Data items
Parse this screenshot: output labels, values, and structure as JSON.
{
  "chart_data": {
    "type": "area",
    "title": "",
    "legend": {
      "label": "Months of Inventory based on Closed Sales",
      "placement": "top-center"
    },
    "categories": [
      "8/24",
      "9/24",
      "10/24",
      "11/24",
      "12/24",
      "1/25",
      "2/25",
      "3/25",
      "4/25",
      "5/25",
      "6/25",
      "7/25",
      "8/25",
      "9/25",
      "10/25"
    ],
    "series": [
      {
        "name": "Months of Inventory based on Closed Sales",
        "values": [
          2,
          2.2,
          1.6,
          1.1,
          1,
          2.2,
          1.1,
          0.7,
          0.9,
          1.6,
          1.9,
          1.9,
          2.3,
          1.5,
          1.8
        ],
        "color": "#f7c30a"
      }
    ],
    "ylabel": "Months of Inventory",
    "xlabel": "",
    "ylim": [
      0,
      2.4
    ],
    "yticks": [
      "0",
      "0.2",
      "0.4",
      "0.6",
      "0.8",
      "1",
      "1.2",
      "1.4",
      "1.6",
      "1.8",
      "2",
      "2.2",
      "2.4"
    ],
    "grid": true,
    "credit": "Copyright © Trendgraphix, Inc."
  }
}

PROBLEM TO WORK ON
Write out all the records above again, exactly as they stand.

COMPLETED EXERCISE
Parse this screenshot: output labels, values, and structure as JSON.
{
  "chart_data": {
    "type": "area",
    "title": "",
    "legend": {
      "label": "Months of Inventory based on Closed Sales",
      "placement": "top-center"
    },
    "categories": [
      "8/24",
      "9/24",
      "10/24",
      "11/24",
      "12/24",
      "1/25",
      "2/25",
      "3/25",
      "4/25",
      "5/25",
      "6/25",
      "7/25",
      "8/25",
      "9/25",
      "10/25"
    ],
    "series": [
      {
        "name": "Months of Inventory based on Closed Sales",
        "values": [
          2,
          2.2,
          1.6,
          1.1,
          1,
          2.2,
          1.1,
          0.7,
          0.9,
          1.6,
          1.9,
          1.9,
          2.3,
          1.5,
          1.8
        ],
        "color": "#f7c30a"
      }
    ],
    "ylabel": "Months of Inventory",
    "xlabel": "",
    "ylim": [
      0,
      2.4
    ],
    "yticks": [
      "0",
      "0.2",
      "0.4",
      "0.6",
      "0.8",
      "1",
      "1.2",
      "1.4",
      "1.6",
      "1.8",
      "2",
      "2.2",
      "2.4"
    ],
    "grid": true,
    "credit": "Copyright © Trendgraphix, Inc."
  }
}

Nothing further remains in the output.